Dataset entries —

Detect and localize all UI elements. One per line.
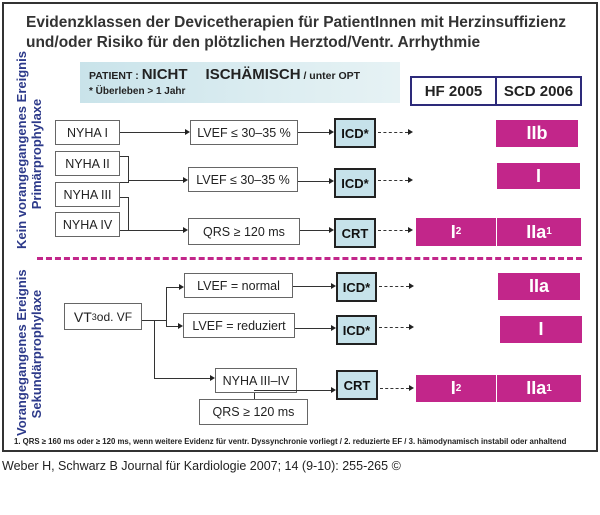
- nyha-iii-iv-box: NYHA III–IV: [215, 368, 297, 393]
- class-badge-scd-secondary-row2: I: [500, 316, 582, 343]
- section-label-secondary: Vorangegangenes Ereignis Sekundärprophyl…: [14, 269, 44, 436]
- dashed-connector: [379, 327, 409, 328]
- arrow-head-icon: [408, 177, 413, 183]
- connector: [298, 181, 329, 182]
- arrow-head-icon: [408, 227, 413, 233]
- connector: [154, 320, 155, 378]
- connector: [120, 182, 128, 183]
- arrow-head-icon: [329, 129, 334, 135]
- arrow-head-icon: [331, 387, 336, 393]
- connector: [254, 390, 331, 391]
- qrs-box-secondary: QRS ≥ 120 ms: [199, 399, 308, 425]
- connector: [120, 156, 128, 157]
- arrow-head-icon: [185, 129, 190, 135]
- icd-device-box-1: ICD*: [334, 118, 376, 148]
- class-badge-scd-primary-row3: IIa 1: [497, 218, 581, 246]
- lvef-reduced-box: LVEF = reduziert: [183, 313, 295, 338]
- arrow-head-icon: [183, 177, 188, 183]
- dashed-connector: [378, 132, 408, 133]
- connector: [120, 197, 128, 198]
- connector: [128, 156, 129, 183]
- arrow-head-icon: [409, 385, 414, 391]
- connector: [298, 132, 329, 133]
- arrow-head-icon: [331, 325, 336, 331]
- nyha-ii-box: NYHA II: [55, 151, 120, 176]
- crt-device-box-primary: CRT: [334, 218, 376, 248]
- connector: [120, 230, 183, 231]
- arrow-head-icon: [329, 227, 334, 233]
- arrow-head-icon: [408, 129, 413, 135]
- icd-device-box-2: ICD*: [334, 168, 376, 198]
- arrow-head-icon: [210, 375, 215, 381]
- connector: [166, 326, 178, 327]
- connector: [128, 197, 129, 230]
- section-separator: [37, 257, 582, 260]
- icd-device-box-3: ICD*: [336, 272, 377, 302]
- nyha-iv-box: NYHA IV: [55, 212, 120, 237]
- arrow-head-icon: [179, 284, 184, 290]
- connector: [254, 393, 255, 399]
- lvef-normal-box: LVEF = normal: [184, 273, 293, 298]
- arrow-head-icon: [183, 227, 188, 233]
- patient-suffix: / unter OPT: [303, 70, 361, 82]
- patient-word-nicht: NICHT: [141, 66, 188, 83]
- citation: Weber H, Schwarz B Journal für Kardiolog…: [2, 459, 401, 473]
- connector: [166, 287, 179, 288]
- arrow-head-icon: [329, 178, 334, 184]
- patient-prefix: PATIENT :: [89, 70, 139, 82]
- section-label-primary: Kein vorangegangenes Ereignis Primärprop…: [14, 51, 44, 249]
- connector: [300, 230, 329, 231]
- dashed-connector: [379, 286, 409, 287]
- crt-device-box-secondary: CRT: [336, 370, 378, 400]
- title-line-1: Evidenzklassen der Devicetherapien für P…: [26, 14, 567, 31]
- patient-note: * Überleben > 1 Jahr: [89, 86, 186, 97]
- lvef-threshold-box-1: LVEF ≤ 30–35 %: [190, 120, 298, 145]
- nyha-iii-box: NYHA III: [55, 182, 120, 207]
- guideline-header: HF 2005 SCD 2006: [410, 76, 582, 106]
- arrow-head-icon: [331, 283, 336, 289]
- arrow-head-icon: [409, 324, 414, 330]
- class-badge-scd-secondary-row3: IIa 1: [497, 375, 581, 402]
- qrs-box-primary: QRS ≥ 120 ms: [188, 218, 300, 245]
- patient-box: PATIENT : NICHT ISCHÄMISCH / unter OPT * …: [80, 62, 400, 103]
- dashed-connector: [378, 230, 408, 231]
- title-line-2: und/oder Risiko für den plötzlichen Herz…: [26, 34, 481, 51]
- dashed-connector: [378, 180, 408, 181]
- class-badge-scd-primary-row1: IIb: [496, 120, 578, 147]
- connector: [166, 287, 167, 326]
- class-badge-scd-primary-row2: I: [497, 163, 580, 189]
- footnote: 1. QRS ≥ 160 ms oder ≥ 120 ms, wenn weit…: [14, 437, 567, 446]
- arrow-head-icon: [178, 323, 183, 329]
- dashed-connector: [380, 388, 409, 389]
- patient-word-ischaemisch: ISCHÄMISCH: [205, 66, 301, 83]
- connector: [128, 180, 183, 181]
- nyha-i-box: NYHA I: [55, 120, 120, 145]
- arrow-head-icon: [409, 283, 414, 289]
- class-badge-scd-secondary-row1: IIa: [498, 273, 580, 300]
- header-hf-2005: HF 2005: [424, 82, 483, 100]
- connector: [293, 286, 331, 287]
- vt-vf-box: VT 3 od. VF: [64, 303, 142, 330]
- header-scd-2006: SCD 2006: [495, 78, 580, 104]
- lvef-threshold-box-2: LVEF ≤ 30–35 %: [188, 167, 298, 192]
- connector: [295, 328, 331, 329]
- icd-device-box-4: ICD*: [336, 315, 377, 345]
- connector: [154, 378, 210, 379]
- figure-title: Evidenzklassen der Devicetherapien für P…: [26, 13, 586, 53]
- connector: [120, 132, 185, 133]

Work to be completed —
Your job is to copy each entry exactly as written; the pictures do not go in.

Task result —
Detect and localize all UI elements. One per line.
- nyha-iii-iv-box: NYHA III–IV: [215, 368, 297, 393]
- class-badge-scd-secondary-row2: I: [500, 316, 582, 343]
- section-label-secondary: Vorangegangenes Ereignis Sekundärprophyl…: [14, 269, 44, 436]
- dashed-connector: [379, 327, 409, 328]
- arrow-head-icon: [408, 177, 413, 183]
- connector: [298, 181, 329, 182]
- arrow-head-icon: [408, 227, 413, 233]
- connector: [154, 320, 155, 378]
- connector: [120, 182, 128, 183]
- arrow-head-icon: [329, 129, 334, 135]
- arrow-head-icon: [331, 387, 336, 393]
- connector: [254, 390, 331, 391]
- qrs-box-secondary: QRS ≥ 120 ms: [199, 399, 308, 425]
- connector: [120, 156, 128, 157]
- arrow-head-icon: [185, 129, 190, 135]
- icd-device-box-1: ICD*: [334, 118, 376, 148]
- class-badge-scd-primary-row3: IIa 1: [497, 218, 581, 246]
- lvef-reduced-box: LVEF = reduziert: [183, 313, 295, 338]
- arrow-head-icon: [183, 177, 188, 183]
- dashed-connector: [378, 132, 408, 133]
- connector: [120, 197, 128, 198]
- connector: [128, 156, 129, 183]
- arrow-head-icon: [409, 385, 414, 391]
- connector: [298, 132, 329, 133]
- arrow-head-icon: [331, 325, 336, 331]
- nyha-ii-box: NYHA II: [55, 151, 120, 176]
- crt-device-box-primary: CRT: [334, 218, 376, 248]
- connector: [120, 230, 183, 231]
- arrow-head-icon: [329, 227, 334, 233]
- arrow-head-icon: [408, 129, 413, 135]
- icd-device-box-2: ICD*: [334, 168, 376, 198]
- arrow-head-icon: [210, 375, 215, 381]
- connector: [166, 326, 178, 327]
- connector: [128, 197, 129, 230]
- section-separator: [37, 257, 582, 260]
- icd-device-box-3: ICD*: [336, 272, 377, 302]
- nyha-iv-box: NYHA IV: [55, 212, 120, 237]
- arrow-head-icon: [179, 284, 184, 290]
- connector: [254, 393, 255, 399]
- lvef-normal-box: LVEF = normal: [184, 273, 293, 298]
- arrow-head-icon: [183, 227, 188, 233]
- patient-suffix: / unter OPT: [303, 70, 361, 82]
- patient-word-nicht: NICHT: [141, 66, 188, 83]
- citation: Weber H, Schwarz B Journal für Kardiolog…: [2, 459, 401, 473]
- connector: [166, 287, 179, 288]
- arrow-head-icon: [329, 178, 334, 184]
- patient-prefix: PATIENT :: [89, 70, 139, 82]
- section-label-primary: Kein vorangegangenes Ereignis Primärprop…: [14, 51, 44, 249]
- connector: [300, 230, 329, 231]
- dashed-connector: [379, 286, 409, 287]
- crt-device-box-secondary: CRT: [336, 370, 378, 400]
- title-line-1: Evidenzklassen der Devicetherapien für P…: [26, 14, 567, 31]
- patient-note: * Überleben > 1 Jahr: [89, 86, 186, 97]
- lvef-threshold-box-1: LVEF ≤ 30–35 %: [190, 120, 298, 145]
- nyha-iii-box: NYHA III: [55, 182, 120, 207]
- guideline-header: HF 2005 SCD 2006: [410, 76, 582, 106]
- arrow-head-icon: [331, 283, 336, 289]
- arrow-head-icon: [409, 324, 414, 330]
- class-badge-scd-secondary-row3: IIa 1: [497, 375, 581, 402]
- qrs-box-primary: QRS ≥ 120 ms: [188, 218, 300, 245]
- patient-box: PATIENT : NICHT ISCHÄMISCH / unter OPT * …: [80, 62, 400, 103]
- dashed-connector: [378, 230, 408, 231]
- title-line-2: und/oder Risiko für den plötzlichen Herz…: [26, 34, 481, 51]
- dashed-connector: [378, 180, 408, 181]
- class-badge-scd-primary-row1: IIb: [496, 120, 578, 147]
- connector: [166, 287, 167, 326]
- class-badge-scd-primary-row2: I: [497, 163, 580, 189]
- footnote: 1. QRS ≥ 160 ms oder ≥ 120 ms, wenn weit…: [14, 437, 567, 446]
- arrow-head-icon: [178, 323, 183, 329]
- dashed-connector: [380, 388, 409, 389]
- patient-word-ischaemisch: ISCHÄMISCH: [205, 66, 301, 83]
- connector: [128, 180, 183, 181]
- nyha-i-box: NYHA I: [55, 120, 120, 145]
- arrow-head-icon: [409, 283, 414, 289]
- class-badge-scd-secondary-row1: IIa: [498, 273, 580, 300]
- header-hf-2005: HF 2005: [424, 82, 483, 100]
- connector: [293, 286, 331, 287]
- vt-vf-box: VT 3 od. VF: [64, 303, 142, 330]
- header-scd-2006: SCD 2006: [495, 78, 580, 104]
- lvef-threshold-box-2: LVEF ≤ 30–35 %: [188, 167, 298, 192]
- connector: [295, 328, 331, 329]
- icd-device-box-4: ICD*: [336, 315, 377, 345]
- connector: [154, 378, 210, 379]
- figure-title: Evidenzklassen der Devicetherapien für P…: [26, 13, 586, 53]
- connector: [120, 132, 185, 133]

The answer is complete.